Each of the entries should be retyped precisely as it appears.

=== MATERIAL SUPPLIED ===

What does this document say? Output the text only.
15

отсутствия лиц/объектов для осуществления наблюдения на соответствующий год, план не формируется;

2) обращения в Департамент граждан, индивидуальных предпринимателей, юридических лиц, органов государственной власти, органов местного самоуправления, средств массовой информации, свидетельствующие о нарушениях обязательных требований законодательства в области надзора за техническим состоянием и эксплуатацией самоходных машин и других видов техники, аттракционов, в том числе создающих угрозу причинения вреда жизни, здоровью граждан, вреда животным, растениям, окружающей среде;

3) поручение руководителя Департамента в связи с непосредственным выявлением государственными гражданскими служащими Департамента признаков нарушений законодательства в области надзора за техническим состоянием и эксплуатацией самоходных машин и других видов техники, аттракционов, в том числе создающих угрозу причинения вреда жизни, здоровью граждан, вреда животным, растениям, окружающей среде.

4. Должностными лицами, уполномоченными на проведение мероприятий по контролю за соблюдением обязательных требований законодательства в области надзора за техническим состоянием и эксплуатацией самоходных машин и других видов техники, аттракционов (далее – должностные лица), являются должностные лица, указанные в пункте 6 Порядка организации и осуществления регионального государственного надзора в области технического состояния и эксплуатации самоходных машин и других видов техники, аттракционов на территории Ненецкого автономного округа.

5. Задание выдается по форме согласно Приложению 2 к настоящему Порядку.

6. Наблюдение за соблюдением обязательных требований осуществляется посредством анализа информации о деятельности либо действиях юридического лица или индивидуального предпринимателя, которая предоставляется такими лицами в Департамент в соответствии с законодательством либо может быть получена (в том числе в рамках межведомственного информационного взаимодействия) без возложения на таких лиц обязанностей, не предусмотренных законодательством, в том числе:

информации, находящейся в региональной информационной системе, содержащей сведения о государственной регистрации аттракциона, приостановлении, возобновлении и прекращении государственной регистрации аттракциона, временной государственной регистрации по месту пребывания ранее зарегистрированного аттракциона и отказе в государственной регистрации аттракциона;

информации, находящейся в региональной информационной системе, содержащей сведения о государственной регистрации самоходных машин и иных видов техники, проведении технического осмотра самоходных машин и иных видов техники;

===

=== WRITTEN REPLY ===
What does this document say? Output the text only.
15

отсутствия лиц/объектов для осуществления наблюдения на соответствующий год, план не формируется;

2) обращения в Департамент граждан, индивидуальных предпринимателей, юридических лиц, органов государственной власти, органов местного самоуправления, средств массовой информации, свидетельствующие о нарушениях обязательных требований законодательства в области надзора за техническим состоянием и эксплуатацией самоходных машин и других видов техники, аттракционов, в том числе создающих угрозу причинения вреда жизни, здоровью граждан, вреда животным, растениям, окружающей среде;

3) поручение руководителя Департамента в связи с непосредственным выявлением государственными гражданскими служащими Департамента признаков нарушений законодательства в области надзора за техническим состоянием и эксплуатацией самоходных машин и других видов техники, аттракционов, в том числе создающих угрозу причинения вреда жизни, здоровью граждан, вреда животным, растениям, окружающей среде.

4. Должностными лицами, уполномоченными на проведение мероприятий по контролю за соблюдением обязательных требований законодательства в области надзора за техническим состоянием и эксплуатацией самоходных машин и других видов техники, аттракционов (далее – должностные лица), являются должностные лица, указанные в пункте 6 Порядка организации и осуществления регионального государственного надзора в области технического состояния и эксплуатации самоходных машин и других видов техники, аттракционов на территории Ненецкого автономного округа.

5. Задание выдается по форме согласно Приложению 2 к настоящему Порядку.

6. Наблюдение за соблюдением обязательных требований осуществляется посредством анализа информации о деятельности либо действиях юридического лица или индивидуального предпринимателя, которая предоставляется такими лицами в Департамент в соответствии с законодательством либо может быть получена (в том числе в рамках межведомственного информационного взаимодействия) без возложения на таких лиц обязанностей, не предусмотренных законодательством, в том числе:

информации, находящейся в региональной информационной системе, содержащей сведения о государственной регистрации аттракциона, приостановлении, возобновлении и прекращении государственной регистрации аттракциона, временной государственной регистрации по месту пребывания ранее зарегистрированного аттракциона и отказе в государственной регистрации аттракциона;

информации, находящейся в региональной информационной системе, содержащей сведения о государственной регистрации самоходных машин и иных видов техники, проведении технического осмотра самоходных машин и иных видов техники;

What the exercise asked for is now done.